## Texto fornecido
━━━━━━━━━━

O tema da conferência, que terminará amanhã é “Respondendo aos desafios globais: o desafio da qualidade da água”. E a qualidade importa, disse Achim Steiner, subsecretário-geral da Organização das Nações Unidas (ONU) e diretor-executivo do Programa das Nações Unidas para o Meio Ambiente (Pnuma). “Ter um copo de água não é algo bom se ameaça sua saúde”, afirmou.
Por sua vez, Clarissa Brocklehurst, chefe de Água, Saneamento e Higiene no Fundo das Nações Unidas para a Infância (Unicef), disse que cerca de 1,8 milhão de pessoas, na maioria menores de cinco anos, morrem por ano de doenças diarreicas causadas por água suja. Isso corresponde a uma morte a cada 20 segundos. E mais da metade dos leitos hospitalares do mundo está ocupada por pacientes com enfermidades provocadas por água contaminada.
As estatísticas do SIWI são igualmente preocupantes. A cada dia, aproximadamente dois milhões de toneladas de dejetos humanos são lançados nos recursos hídricos. E 70% do lixo industrial nos países do Sul em desenvolvimento são lançados sem tratamento na água, contaminando o fornecimento.
Rita Colwell, ganhadora do Prêmio Estocolmo de Água 2010, disse que as falhas na qualidade da água, junto com problemas derivados da mudança climática, podem causar desastrosos focos de doenças, como a cólera. Enfermidades, bactérias e vírus transmitidos pela água reduzem a capacidade de trabalho e as funções diárias das pessoas, o que pode causar transtorno social e econômico, além de frear o potencial de um país, alertou.
“A água segura é absolutamente fundamental para a estabilidade econômica e social, e inclusive para a segurança nacional”, disse Rita, professora da Universidade de Maryland e na Escola de Saúde da Universidade Johns Hopkins, ambas nos Estados Unidos. Foi premiada pelo SIWI por sua pesquisa pioneira na prevenção de enfermidades infecciosas transmitidas pela água, que ajudou a proteger milhões de vidas, principalmente no Sul em desenvolvimento.
Em seu informe “Água Enferma”, o Pnuma, com sede em Nairóbi, diz que a grande quantidade de água suja no mundo faz com que mais pessoas morram hoje por causa dela do que em razão de toda forma de violência, incluindo as guerras “A água suja também é um fator importante para o surgimento das zonas mortas sem oxigênio nos mares e oceanos de todo o mundo”, alertou.
Segundo o estudo, divulgado em março, mais de 900 milhões de pessoas carecem de acesso a água potável, e cerca de 2,6 bilhões não têm saneamento básico. O informe diz que limpar a água suja e deixá-la potável e um recurso economicamente atraente é um dos grandes desafios do Século 21.

━━━━━━━━━━

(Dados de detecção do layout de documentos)

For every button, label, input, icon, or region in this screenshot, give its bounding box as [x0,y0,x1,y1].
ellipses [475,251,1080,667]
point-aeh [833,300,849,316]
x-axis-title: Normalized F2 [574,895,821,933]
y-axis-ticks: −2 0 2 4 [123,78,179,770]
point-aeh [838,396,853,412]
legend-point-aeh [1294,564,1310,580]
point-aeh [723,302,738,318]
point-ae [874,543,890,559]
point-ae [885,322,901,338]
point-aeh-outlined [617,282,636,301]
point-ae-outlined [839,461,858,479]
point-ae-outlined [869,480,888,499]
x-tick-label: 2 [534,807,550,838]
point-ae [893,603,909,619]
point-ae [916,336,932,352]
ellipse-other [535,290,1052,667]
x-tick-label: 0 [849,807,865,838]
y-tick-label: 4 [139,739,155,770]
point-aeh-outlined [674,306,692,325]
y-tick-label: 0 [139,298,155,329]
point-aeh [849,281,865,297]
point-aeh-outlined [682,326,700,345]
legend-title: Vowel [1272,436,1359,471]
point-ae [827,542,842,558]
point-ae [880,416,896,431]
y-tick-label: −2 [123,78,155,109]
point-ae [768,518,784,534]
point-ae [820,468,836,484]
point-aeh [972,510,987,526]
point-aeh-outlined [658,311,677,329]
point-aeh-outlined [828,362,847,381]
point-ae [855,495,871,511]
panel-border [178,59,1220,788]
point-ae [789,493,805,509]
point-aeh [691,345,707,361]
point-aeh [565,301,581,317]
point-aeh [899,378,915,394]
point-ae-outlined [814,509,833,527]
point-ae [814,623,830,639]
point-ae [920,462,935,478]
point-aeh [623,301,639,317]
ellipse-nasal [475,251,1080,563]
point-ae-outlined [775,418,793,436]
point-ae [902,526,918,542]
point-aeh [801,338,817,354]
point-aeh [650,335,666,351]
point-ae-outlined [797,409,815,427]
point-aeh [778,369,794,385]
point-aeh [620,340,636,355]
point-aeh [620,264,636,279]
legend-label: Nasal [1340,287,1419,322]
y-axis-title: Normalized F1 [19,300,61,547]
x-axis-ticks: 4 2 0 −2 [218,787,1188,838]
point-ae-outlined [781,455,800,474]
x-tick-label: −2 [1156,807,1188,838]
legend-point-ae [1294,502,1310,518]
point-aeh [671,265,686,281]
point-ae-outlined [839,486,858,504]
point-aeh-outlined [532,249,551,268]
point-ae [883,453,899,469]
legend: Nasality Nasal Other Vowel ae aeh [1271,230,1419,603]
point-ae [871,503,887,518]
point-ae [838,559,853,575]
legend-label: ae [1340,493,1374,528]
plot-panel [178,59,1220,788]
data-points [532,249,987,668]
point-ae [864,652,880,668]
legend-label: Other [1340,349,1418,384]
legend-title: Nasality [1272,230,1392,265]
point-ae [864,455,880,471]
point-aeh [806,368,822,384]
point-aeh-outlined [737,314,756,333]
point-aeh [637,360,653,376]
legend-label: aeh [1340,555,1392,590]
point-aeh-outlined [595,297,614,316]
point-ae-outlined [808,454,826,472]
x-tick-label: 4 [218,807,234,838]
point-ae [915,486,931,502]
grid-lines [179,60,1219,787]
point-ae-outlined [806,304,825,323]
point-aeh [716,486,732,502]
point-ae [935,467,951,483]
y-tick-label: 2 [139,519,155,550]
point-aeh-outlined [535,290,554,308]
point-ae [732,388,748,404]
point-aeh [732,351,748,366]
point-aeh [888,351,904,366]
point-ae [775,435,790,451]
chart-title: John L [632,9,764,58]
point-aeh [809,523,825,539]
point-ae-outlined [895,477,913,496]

━━━━━━━━━━

## A fazer
Reescreva o trecho do texto sobre a qualidade da água que começa em "Por sua vez, Clarissa" e vai até "contaminando o fornecimento.", inclusive. Troque "dejetos humanos" por "resíduos humanos".

## Resultado da tarefa
Por sua vez, Clarissa Brocklehurst, chefe de Água, Saneamento e Higiene no Fundo das Nações Unidas para a Infância (Unicef), disse que cerca de 1,8 milhão de pessoas, na maioria menores de cinco anos, morrem por ano de doenças diarreicas causadas por água suja. Isso corresponde a uma morte a cada 20 segundos. E mais da metade dos leitos hospitalares do mundo está ocupada por pacientes com enfermidades provocadas por água contaminada.
As estatísticas do SIWI são igualmente preocupantes. A cada dia, aproximadamente dois milhões de toneladas de resíduos humanos são lançados nos recursos hídricos. E 70% do lixo industrial nos países do Sul em desenvolvimento são lançados sem tratamento na água, contaminando o fornecimento.